• EXCERPTED RECORDS
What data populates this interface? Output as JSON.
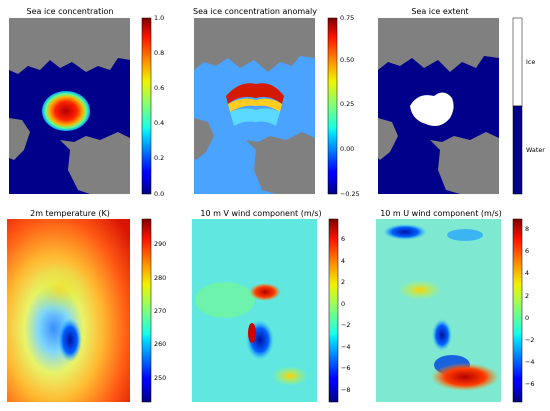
{
  "chart_data": [
    {
      "type": "heatmap",
      "title": "Sea ice concentration",
      "colorbar": {
        "cmap": "jet",
        "range": [
          0.0,
          1.0
        ],
        "ticks": [
          "0.0",
          "0.2",
          "0.4",
          "0.6",
          "0.8",
          "1.0"
        ]
      }
    },
    {
      "type": "heatmap",
      "title": "Sea ice concentration anomaly",
      "colorbar": {
        "cmap": "jet",
        "range": [
          -0.25,
          0.75
        ],
        "ticks": [
          "−0.25",
          "0.00",
          "0.25",
          "0.50",
          "0.75"
        ]
      }
    },
    {
      "type": "heatmap",
      "title": "Sea ice extent",
      "colorbar": {
        "cmap": "categorical",
        "categories": [
          "Water",
          "Ice"
        ],
        "colors": [
          "#00008b",
          "#ffffff"
        ]
      }
    },
    {
      "type": "heatmap",
      "title": "2m temperature (K)",
      "colorbar": {
        "cmap": "jet",
        "range": [
          243,
          298
        ],
        "ticks": [
          "250",
          "260",
          "270",
          "280",
          "290"
        ]
      }
    },
    {
      "type": "heatmap",
      "title": "10 m V wind component (m/s)",
      "colorbar": {
        "cmap": "jet",
        "range": [
          -9,
          8
        ],
        "ticks": [
          "−8",
          "−6",
          "−4",
          "−2",
          "0",
          "2",
          "4",
          "6"
        ]
      }
    },
    {
      "type": "heatmap",
      "title": "10 m U wind component (m/s)",
      "colorbar": {
        "cmap": "jet",
        "range": [
          -7.5,
          9
        ],
        "ticks": [
          "−6",
          "−4",
          "−2",
          "0",
          "2",
          "4",
          "6",
          "8"
        ]
      }
    }
  ],
  "colors": {
    "land": "#808080",
    "ocean": "#00008b",
    "ice": "#ffffff"
  }
}
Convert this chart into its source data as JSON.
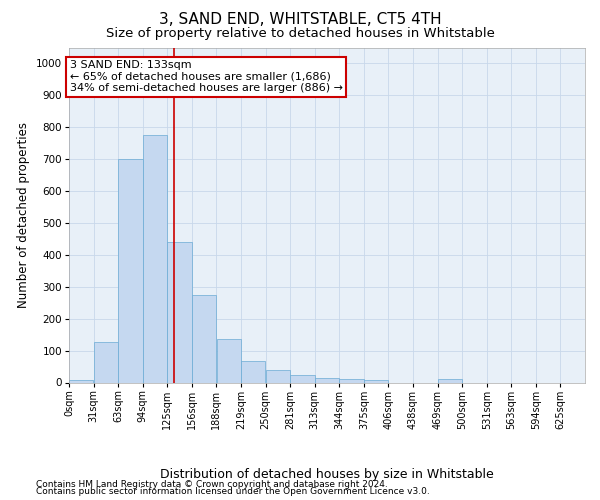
{
  "title": "3, SAND END, WHITSTABLE, CT5 4TH",
  "subtitle": "Size of property relative to detached houses in Whitstable",
  "xlabel": "Distribution of detached houses by size in Whitstable",
  "ylabel": "Number of detached properties",
  "bar_labels": [
    "0sqm",
    "31sqm",
    "63sqm",
    "94sqm",
    "125sqm",
    "156sqm",
    "188sqm",
    "219sqm",
    "250sqm",
    "281sqm",
    "313sqm",
    "344sqm",
    "375sqm",
    "406sqm",
    "438sqm",
    "469sqm",
    "500sqm",
    "531sqm",
    "563sqm",
    "594sqm",
    "625sqm"
  ],
  "bar_values": [
    8,
    128,
    700,
    775,
    440,
    275,
    135,
    68,
    40,
    25,
    15,
    12,
    8,
    0,
    0,
    10,
    0,
    0,
    0,
    0,
    0
  ],
  "bar_color": "#c5d8f0",
  "bar_edge_color": "#6aaad4",
  "grid_color": "#c8d8ea",
  "background_color": "#e8f0f8",
  "annotation_text": "3 SAND END: 133sqm\n← 65% of detached houses are smaller (1,686)\n34% of semi-detached houses are larger (886) →",
  "annotation_box_facecolor": "#ffffff",
  "annotation_box_edgecolor": "#cc0000",
  "vline_color": "#cc0000",
  "vline_x_sqm": 133,
  "bin_size": 31,
  "num_bins": 21,
  "ylim": [
    0,
    1050
  ],
  "yticks": [
    0,
    100,
    200,
    300,
    400,
    500,
    600,
    700,
    800,
    900,
    1000
  ],
  "footer_line1": "Contains HM Land Registry data © Crown copyright and database right 2024.",
  "footer_line2": "Contains public sector information licensed under the Open Government Licence v3.0.",
  "title_fontsize": 11,
  "subtitle_fontsize": 9.5,
  "annotation_fontsize": 8,
  "tick_fontsize": 7,
  "ylabel_fontsize": 8.5,
  "xlabel_fontsize": 9,
  "footer_fontsize": 6.5
}
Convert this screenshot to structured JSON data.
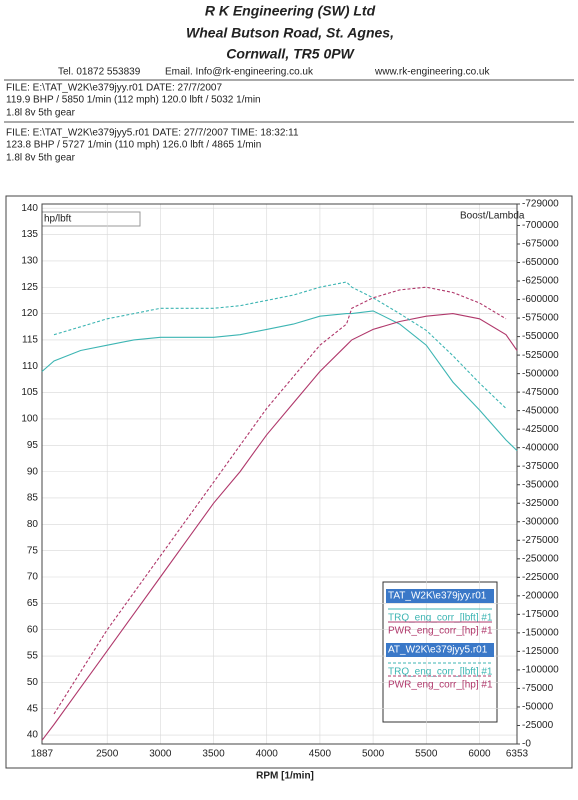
{
  "header": {
    "lines": [
      "R K Engineering (SW) Ltd",
      "Wheal Butson Road, St. Agnes,",
      "Cornwall, TR5 0PW"
    ],
    "contact": [
      "Tel. 01872 553839",
      "Email. Info@rk-engineering.co.uk",
      "www.rk-engineering.co.uk"
    ]
  },
  "files": [
    [
      "FILE: E:\\TAT_W2K\\e379jyy.r01  DATE: 27/7/2007",
      "119.9 BHP / 5850 1/min (112 mph)    120.0 lbft / 5032 1/min",
      "1.8l 8v 5th gear"
    ],
    [
      "FILE: E:\\TAT_W2K\\e379jyy5.r01  DATE: 27/7/2007  TIME: 18:32:11",
      "123.8 BHP / 5727 1/min (110 mph)    126.0 lbft / 4865 1/min",
      "1.8l 8v 5th gear"
    ]
  ],
  "chart_data": {
    "type": "line",
    "y_label": "hp/lbft",
    "y2_label": "Boost/Lambda",
    "x_label": "RPM  [1/min]",
    "x": [
      1887,
      2000,
      2250,
      2500,
      2750,
      3000,
      3250,
      3500,
      3750,
      4000,
      4250,
      4500,
      4750,
      4800,
      5000,
      5250,
      5500,
      5750,
      6000,
      6250,
      6353
    ],
    "xlim": [
      1887,
      6353
    ],
    "xticks": [
      1887,
      2500,
      3000,
      3500,
      4000,
      4500,
      5000,
      5500,
      6000,
      6353
    ],
    "ylim": [
      38.3,
      140.8
    ],
    "yticks": [
      40,
      45,
      50,
      55,
      60,
      65,
      70,
      75,
      80,
      85,
      90,
      95,
      100,
      105,
      110,
      115,
      120,
      125,
      130,
      135,
      140
    ],
    "y2lim": [
      0,
      -729000
    ],
    "y2ticks": [
      -729000,
      -700000,
      -675000,
      -650000,
      -625000,
      -600000,
      -575000,
      -550000,
      -525000,
      -500000,
      -475000,
      -450000,
      -425000,
      -400000,
      -375000,
      -350000,
      -325000,
      -300000,
      -275000,
      -250000,
      -225000,
      -200000,
      -175000,
      -150000,
      -125000,
      -100000,
      -75000,
      -50000,
      -25000,
      {
        "value": 0,
        "label": "-0"
      }
    ],
    "grid": true,
    "runs": [
      {
        "name": "TAT_W2K\\e379jyy.r01",
        "dashed": false,
        "series": [
          {
            "name": "TRQ_eng_corr_[lbft] #1",
            "color": "#3db5b3",
            "values": [
              109,
              111,
              113,
              114,
              115,
              115.5,
              115.5,
              115.5,
              116,
              117,
              118,
              119.5,
              120,
              120,
              120.5,
              118,
              114,
              107,
              101.7,
              96,
              94
            ]
          },
          {
            "name": "PWR_eng_corr_[hp] #1",
            "color": "#b0386b",
            "values": [
              39,
              42,
              49,
              56,
              63,
              70,
              77,
              84,
              90,
              97,
              103,
              109,
              114,
              115,
              117,
              118.5,
              119.5,
              120,
              119,
              116,
              113
            ]
          }
        ]
      },
      {
        "name": "AT_W2K\\e379jyy5.r01",
        "dashed": true,
        "series": [
          {
            "name": "TRQ_eng_corr_[lbft] #1",
            "color": "#3db5b3",
            "values": [
              null,
              116,
              117.5,
              119,
              120,
              121,
              121,
              121,
              121.5,
              122.5,
              123.5,
              125,
              126,
              125,
              123,
              120,
              116.8,
              112,
              106.8,
              102,
              null
            ]
          },
          {
            "name": "PWR_eng_corr_[hp] #1",
            "color": "#b0386b",
            "values": [
              null,
              44,
              52,
              60,
              67,
              74,
              81,
              88,
              95,
              102,
              108,
              114,
              118,
              121,
              123,
              124.5,
              125,
              124,
              122,
              119,
              null
            ]
          }
        ]
      }
    ]
  }
}
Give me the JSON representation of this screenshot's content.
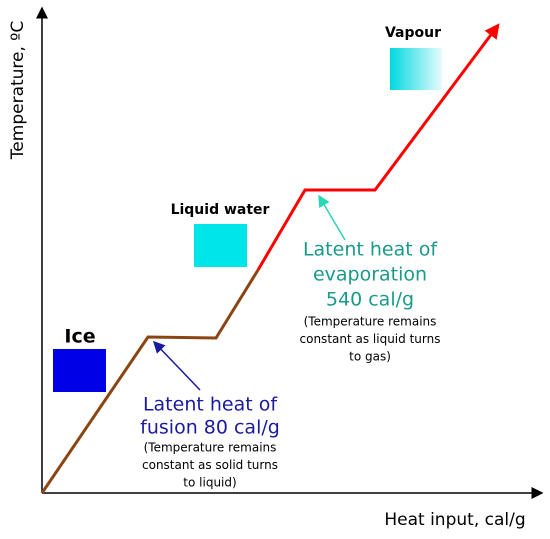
{
  "axes": {
    "y_label": "Temperature, ºC",
    "x_label": "Heat input, cal/g"
  },
  "phases": {
    "ice": "Ice",
    "liquid": "Liquid water",
    "vapour": "Vapour"
  },
  "fusion": {
    "title": [
      "Latent heat of",
      "fusion 80 cal/g"
    ],
    "note": [
      "(Temperature remains",
      "constant as solid turns",
      "to liquid)"
    ]
  },
  "evaporation": {
    "title": [
      "Latent heat of",
      "evaporation",
      "540 cal/g"
    ],
    "note": [
      "(Temperature remains",
      "constant as liquid turns",
      "to gas)"
    ]
  }
}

• PROBLEM TO SOLVE
All lines from the one holding "Give me the" to the end of the listing above need to be duplicated exactly. None of the pictures should be included.

• TASK SOLUTION
Give me the JSON representation of this screenshot's content.
{
  "axes": {
    "y_label": "Temperature, ºC",
    "x_label": "Heat input, cal/g"
  },
  "phases": {
    "ice": "Ice",
    "liquid": "Liquid water",
    "vapour": "Vapour"
  },
  "fusion": {
    "title": [
      "Latent heat of",
      "fusion 80 cal/g"
    ],
    "note": [
      "(Temperature remains",
      "constant as solid turns",
      "to liquid)"
    ]
  },
  "evaporation": {
    "title": [
      "Latent heat of",
      "evaporation",
      "540 cal/g"
    ],
    "note": [
      "(Temperature remains",
      "constant as liquid turns",
      "to gas)"
    ]
  }
}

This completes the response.